Go through the material below, count the lines with the word "than", and reply with the count alone.

Data shown -
— start —
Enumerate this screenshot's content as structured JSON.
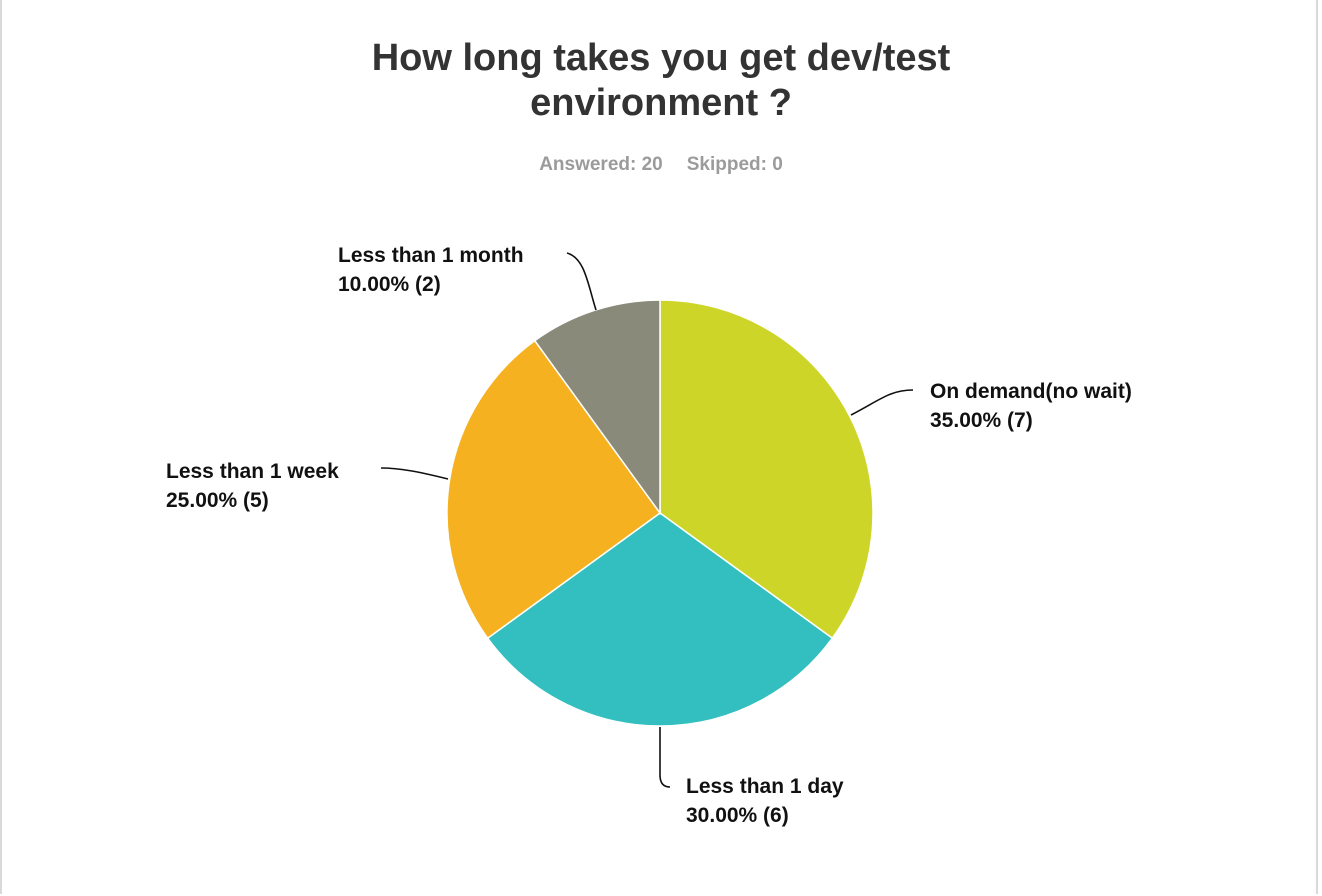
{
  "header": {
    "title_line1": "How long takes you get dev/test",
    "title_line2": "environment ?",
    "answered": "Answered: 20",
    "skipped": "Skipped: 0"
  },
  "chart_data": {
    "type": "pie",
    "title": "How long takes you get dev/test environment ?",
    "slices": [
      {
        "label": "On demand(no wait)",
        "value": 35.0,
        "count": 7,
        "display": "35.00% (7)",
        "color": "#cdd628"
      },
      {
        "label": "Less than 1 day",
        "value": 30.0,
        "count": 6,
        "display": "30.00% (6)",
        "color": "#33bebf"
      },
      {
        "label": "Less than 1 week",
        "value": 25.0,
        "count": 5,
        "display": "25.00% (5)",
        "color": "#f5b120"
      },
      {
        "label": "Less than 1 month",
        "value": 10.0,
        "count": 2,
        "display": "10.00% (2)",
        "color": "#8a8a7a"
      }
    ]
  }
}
— end —
Exercise output - 3